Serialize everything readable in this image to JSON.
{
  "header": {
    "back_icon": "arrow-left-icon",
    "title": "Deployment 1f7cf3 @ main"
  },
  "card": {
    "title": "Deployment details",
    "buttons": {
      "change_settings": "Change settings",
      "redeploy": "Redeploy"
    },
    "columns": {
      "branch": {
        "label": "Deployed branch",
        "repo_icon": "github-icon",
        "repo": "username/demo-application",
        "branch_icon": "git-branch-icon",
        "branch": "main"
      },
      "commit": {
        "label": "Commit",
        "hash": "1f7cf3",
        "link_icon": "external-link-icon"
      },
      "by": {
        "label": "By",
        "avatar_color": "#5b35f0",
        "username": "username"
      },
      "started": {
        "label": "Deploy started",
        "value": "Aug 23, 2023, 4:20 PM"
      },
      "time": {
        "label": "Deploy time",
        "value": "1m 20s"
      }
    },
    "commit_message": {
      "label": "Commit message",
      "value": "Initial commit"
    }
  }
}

————————

> **STATED PROBLEM**
Tally up the lines in the preceding listing that contain the string "value". Respond with the number and nothing else.

> **COMPLETED TASK**
3